Required task
Can the data below be echoed back word for word?

Recorded information
((

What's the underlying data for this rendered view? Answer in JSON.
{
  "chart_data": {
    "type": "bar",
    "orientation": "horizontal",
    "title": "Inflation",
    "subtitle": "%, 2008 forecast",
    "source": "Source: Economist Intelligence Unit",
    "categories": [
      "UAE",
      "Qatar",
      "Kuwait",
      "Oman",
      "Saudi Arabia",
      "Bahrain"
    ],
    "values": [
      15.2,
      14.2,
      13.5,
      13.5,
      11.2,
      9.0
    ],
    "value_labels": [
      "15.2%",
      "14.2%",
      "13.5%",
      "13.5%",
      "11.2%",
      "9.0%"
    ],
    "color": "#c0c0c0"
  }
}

))

Result of the task
What's the underlying data for this rendered view? Answer in JSON.
{
  "chart_data": {
    "type": "bar",
    "orientation": "horizontal",
    "title": "Inflation",
    "subtitle": "%, 2008 forecast",
    "source": "Source: Economist Intelligence Unit",
    "categories": [
      "UAE",
      "Qatar",
      "Kuwait",
      "Oman",
      "Saudi Arabia",
      "Bahrain"
    ],
    "values": [
      15.2,
      14.2,
      13.5,
      13.5,
      11.2,
      9.0
    ],
    "value_labels": [
      "15.2%",
      "14.2%",
      "13.5%",
      "13.5%",
      "11.2%",
      "9.0%"
    ],
    "color": "#c0c0c0"
  }
}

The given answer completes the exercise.